**WHAT YOU SHOULD DO**: Rewrite everything from the line containing "Extract 25 of" down to the line containing "y-tick-label: 25 xyxy=(55,153,69,167)", with "Mean" changed to "Median" and nothing else altered. Give only those lines, without the pictures.

**DATASET**:
■ ■ ■ ■ ■
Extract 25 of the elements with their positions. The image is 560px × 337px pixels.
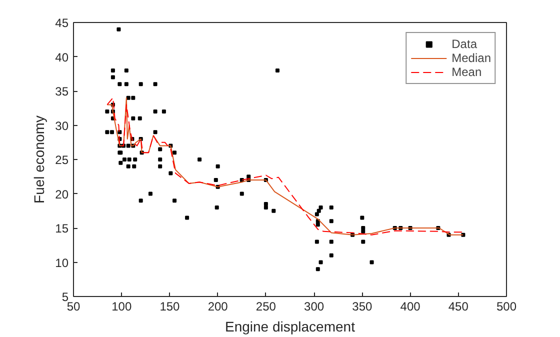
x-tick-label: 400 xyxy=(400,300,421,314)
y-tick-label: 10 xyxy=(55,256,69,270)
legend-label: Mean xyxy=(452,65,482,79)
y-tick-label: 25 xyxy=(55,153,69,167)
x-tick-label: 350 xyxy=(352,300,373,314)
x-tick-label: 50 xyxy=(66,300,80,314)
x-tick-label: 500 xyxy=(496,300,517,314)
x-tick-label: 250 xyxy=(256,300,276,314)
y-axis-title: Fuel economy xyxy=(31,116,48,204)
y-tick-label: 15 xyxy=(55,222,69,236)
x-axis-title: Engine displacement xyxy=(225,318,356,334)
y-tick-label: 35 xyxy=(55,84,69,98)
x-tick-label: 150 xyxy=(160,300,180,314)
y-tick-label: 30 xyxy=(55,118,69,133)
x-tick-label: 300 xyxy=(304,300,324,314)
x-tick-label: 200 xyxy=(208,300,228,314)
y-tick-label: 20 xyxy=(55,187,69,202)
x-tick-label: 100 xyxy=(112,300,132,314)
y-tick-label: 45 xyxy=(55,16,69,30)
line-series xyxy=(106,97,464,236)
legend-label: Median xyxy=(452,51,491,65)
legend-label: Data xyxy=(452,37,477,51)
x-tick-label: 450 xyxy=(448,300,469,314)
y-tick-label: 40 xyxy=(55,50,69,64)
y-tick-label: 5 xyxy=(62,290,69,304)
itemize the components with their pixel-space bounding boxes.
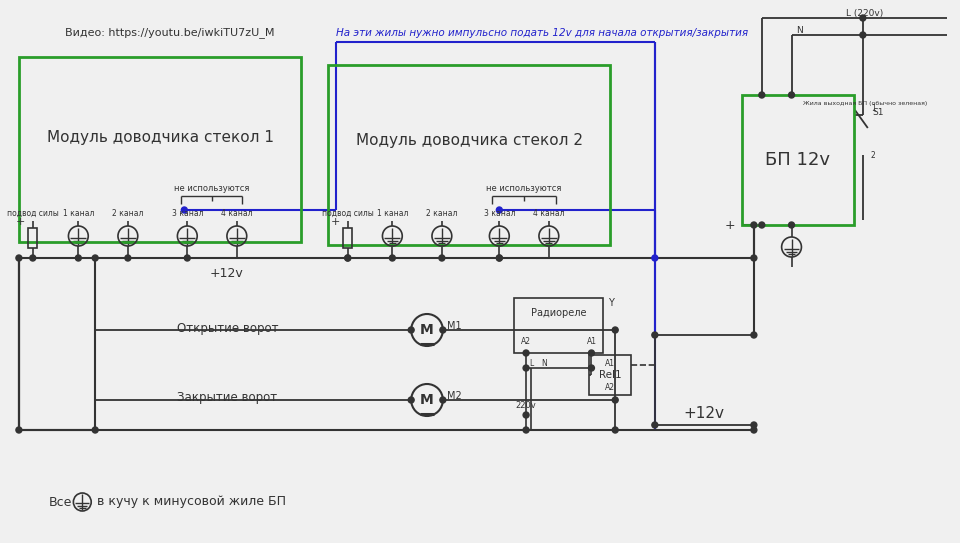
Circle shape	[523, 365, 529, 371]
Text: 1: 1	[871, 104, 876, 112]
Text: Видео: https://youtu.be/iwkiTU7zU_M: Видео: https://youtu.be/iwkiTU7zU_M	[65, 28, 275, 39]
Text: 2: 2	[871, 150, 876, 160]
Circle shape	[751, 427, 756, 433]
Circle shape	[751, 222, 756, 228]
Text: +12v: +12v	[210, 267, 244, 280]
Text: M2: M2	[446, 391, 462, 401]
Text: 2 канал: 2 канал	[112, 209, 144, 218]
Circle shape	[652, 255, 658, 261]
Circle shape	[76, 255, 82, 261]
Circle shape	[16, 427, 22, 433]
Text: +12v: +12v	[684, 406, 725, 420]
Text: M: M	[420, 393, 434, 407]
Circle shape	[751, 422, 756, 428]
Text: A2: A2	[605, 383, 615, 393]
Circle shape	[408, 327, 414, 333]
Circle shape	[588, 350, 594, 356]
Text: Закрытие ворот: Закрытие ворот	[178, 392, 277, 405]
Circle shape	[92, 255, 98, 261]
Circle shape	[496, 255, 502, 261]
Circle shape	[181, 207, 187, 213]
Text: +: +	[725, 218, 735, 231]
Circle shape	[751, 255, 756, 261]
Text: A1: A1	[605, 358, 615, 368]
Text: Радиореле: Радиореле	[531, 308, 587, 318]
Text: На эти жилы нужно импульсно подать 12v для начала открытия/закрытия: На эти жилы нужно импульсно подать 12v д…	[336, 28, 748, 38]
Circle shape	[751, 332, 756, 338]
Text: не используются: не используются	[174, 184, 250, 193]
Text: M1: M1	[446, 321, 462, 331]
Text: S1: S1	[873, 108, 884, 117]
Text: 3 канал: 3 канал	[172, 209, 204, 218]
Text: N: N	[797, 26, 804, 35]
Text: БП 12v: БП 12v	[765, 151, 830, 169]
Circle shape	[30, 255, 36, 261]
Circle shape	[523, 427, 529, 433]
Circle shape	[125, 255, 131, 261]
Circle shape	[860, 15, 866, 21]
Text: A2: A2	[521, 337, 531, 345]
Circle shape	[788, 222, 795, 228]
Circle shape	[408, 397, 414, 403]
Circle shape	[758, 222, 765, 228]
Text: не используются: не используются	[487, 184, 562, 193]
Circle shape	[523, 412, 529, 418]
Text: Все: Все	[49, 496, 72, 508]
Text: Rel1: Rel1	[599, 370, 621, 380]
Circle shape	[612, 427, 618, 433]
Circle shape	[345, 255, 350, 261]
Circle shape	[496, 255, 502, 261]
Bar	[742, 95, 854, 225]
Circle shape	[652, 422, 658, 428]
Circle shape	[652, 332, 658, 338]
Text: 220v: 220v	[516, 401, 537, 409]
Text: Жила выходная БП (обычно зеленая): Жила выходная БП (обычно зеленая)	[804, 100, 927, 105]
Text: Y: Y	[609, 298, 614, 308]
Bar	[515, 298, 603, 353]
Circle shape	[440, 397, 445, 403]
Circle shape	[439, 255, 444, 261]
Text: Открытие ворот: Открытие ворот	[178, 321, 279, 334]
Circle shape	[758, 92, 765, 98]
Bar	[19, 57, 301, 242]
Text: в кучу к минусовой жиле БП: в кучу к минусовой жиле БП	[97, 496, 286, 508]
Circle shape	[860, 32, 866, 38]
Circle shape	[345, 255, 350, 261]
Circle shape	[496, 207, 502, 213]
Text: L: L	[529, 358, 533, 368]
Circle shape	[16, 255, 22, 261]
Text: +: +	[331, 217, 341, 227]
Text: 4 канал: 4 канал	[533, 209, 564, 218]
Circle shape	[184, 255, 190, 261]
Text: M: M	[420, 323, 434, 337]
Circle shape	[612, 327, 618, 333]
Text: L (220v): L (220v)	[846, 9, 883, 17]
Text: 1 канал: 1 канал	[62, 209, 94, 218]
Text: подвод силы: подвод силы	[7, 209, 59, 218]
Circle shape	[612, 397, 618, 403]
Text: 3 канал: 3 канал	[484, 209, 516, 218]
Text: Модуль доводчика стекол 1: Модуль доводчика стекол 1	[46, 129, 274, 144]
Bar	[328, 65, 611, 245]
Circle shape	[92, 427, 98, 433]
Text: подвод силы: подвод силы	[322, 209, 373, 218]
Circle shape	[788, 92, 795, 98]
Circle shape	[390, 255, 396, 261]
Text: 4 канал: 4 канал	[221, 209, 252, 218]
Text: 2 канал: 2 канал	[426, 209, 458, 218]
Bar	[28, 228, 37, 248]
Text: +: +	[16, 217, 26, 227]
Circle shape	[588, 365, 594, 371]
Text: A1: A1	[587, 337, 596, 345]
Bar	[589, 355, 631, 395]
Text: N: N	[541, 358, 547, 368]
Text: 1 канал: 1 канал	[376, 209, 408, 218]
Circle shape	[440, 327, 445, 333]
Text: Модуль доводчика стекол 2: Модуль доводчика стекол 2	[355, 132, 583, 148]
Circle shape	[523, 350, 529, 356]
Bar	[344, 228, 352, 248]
■ ■ ■ ■ ■
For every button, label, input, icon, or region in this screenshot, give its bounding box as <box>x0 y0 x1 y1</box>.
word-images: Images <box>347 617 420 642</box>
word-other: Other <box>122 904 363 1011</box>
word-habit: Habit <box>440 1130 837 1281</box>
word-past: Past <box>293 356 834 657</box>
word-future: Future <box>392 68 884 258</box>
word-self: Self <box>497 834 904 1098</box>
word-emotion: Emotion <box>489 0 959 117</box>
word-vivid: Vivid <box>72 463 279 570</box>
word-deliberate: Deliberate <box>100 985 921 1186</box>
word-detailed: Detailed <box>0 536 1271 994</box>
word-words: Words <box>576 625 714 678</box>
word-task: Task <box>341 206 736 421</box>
■ ■ ■ ■ ■
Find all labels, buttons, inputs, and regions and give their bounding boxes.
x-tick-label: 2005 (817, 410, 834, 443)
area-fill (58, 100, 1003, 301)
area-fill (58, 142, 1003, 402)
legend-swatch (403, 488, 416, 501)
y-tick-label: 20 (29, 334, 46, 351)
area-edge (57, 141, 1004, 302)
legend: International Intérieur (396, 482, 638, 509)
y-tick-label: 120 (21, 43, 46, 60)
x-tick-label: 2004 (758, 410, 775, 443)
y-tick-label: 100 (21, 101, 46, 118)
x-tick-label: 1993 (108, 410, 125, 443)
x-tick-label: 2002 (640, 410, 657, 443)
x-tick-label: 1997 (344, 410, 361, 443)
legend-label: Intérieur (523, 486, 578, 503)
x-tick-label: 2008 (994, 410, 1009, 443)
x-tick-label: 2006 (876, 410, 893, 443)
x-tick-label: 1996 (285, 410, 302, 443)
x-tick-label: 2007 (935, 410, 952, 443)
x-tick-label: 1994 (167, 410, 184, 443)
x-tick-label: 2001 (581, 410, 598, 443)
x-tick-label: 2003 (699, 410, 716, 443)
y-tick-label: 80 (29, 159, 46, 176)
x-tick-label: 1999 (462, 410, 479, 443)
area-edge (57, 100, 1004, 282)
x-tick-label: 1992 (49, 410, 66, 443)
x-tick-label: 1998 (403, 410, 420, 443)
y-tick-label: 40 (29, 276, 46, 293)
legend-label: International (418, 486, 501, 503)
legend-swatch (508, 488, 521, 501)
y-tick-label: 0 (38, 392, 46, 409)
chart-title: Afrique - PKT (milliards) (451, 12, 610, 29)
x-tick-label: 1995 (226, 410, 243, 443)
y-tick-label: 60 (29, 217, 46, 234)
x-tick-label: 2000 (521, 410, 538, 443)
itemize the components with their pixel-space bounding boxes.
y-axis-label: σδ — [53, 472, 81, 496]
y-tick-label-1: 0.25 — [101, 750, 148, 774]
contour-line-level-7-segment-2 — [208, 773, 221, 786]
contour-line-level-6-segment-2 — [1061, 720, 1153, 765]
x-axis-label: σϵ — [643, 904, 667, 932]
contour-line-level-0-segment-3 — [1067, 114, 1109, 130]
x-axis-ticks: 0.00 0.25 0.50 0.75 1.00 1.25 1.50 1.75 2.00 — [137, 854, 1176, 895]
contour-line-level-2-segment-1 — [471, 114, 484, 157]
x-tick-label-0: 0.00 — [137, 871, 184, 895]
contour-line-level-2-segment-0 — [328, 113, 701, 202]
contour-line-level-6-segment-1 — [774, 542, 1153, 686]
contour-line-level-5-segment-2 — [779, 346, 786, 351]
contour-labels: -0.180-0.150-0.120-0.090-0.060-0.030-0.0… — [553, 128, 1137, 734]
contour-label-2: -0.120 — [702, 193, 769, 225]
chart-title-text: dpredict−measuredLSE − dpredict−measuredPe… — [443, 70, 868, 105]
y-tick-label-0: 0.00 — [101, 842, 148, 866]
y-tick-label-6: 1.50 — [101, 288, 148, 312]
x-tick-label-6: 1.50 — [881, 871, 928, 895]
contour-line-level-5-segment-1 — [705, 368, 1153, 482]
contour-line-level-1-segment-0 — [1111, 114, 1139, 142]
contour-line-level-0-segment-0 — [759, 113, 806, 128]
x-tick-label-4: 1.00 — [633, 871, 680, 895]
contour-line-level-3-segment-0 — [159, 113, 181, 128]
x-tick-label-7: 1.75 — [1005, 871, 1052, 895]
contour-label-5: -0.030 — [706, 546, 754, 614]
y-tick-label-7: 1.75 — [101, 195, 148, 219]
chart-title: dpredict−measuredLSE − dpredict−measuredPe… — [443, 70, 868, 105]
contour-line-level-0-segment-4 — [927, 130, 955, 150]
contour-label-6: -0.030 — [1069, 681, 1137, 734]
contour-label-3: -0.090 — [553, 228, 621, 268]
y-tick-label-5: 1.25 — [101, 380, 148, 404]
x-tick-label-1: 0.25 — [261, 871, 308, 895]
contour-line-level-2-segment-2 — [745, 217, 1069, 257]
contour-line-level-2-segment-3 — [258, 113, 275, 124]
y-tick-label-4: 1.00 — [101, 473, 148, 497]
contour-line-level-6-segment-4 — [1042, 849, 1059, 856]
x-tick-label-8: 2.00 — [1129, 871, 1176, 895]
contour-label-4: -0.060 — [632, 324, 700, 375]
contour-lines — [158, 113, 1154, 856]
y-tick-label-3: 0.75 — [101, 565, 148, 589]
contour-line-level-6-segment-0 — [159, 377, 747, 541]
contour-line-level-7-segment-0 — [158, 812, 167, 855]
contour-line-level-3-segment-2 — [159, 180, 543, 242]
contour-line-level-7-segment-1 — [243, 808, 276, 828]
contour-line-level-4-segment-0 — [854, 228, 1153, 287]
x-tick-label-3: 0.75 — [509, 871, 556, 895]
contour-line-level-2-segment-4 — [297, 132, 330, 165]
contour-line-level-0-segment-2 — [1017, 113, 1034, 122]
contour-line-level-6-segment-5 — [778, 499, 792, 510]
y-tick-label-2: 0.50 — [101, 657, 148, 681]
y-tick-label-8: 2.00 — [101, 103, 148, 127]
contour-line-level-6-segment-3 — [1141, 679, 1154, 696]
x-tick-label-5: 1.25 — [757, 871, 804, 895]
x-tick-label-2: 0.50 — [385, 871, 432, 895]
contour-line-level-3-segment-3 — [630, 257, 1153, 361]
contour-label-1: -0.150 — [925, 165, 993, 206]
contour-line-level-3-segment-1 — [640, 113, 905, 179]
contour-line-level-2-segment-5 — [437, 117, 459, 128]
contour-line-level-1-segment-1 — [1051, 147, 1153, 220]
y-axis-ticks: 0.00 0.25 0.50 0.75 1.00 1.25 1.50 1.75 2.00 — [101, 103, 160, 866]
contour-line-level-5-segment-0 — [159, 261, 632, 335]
■ ■ ■ ■ ■
**PROBLEM SOLUTION**:
Extract 25 of the elements with their positions. The image is 560px × 337px pixels.
x-tick-label: 400 xyxy=(400,300,421,314)
y-tick-label: 10 xyxy=(55,256,69,270)
legend-label: Median xyxy=(452,65,482,79)
y-tick-label: 25 xyxy=(55,153,69,167)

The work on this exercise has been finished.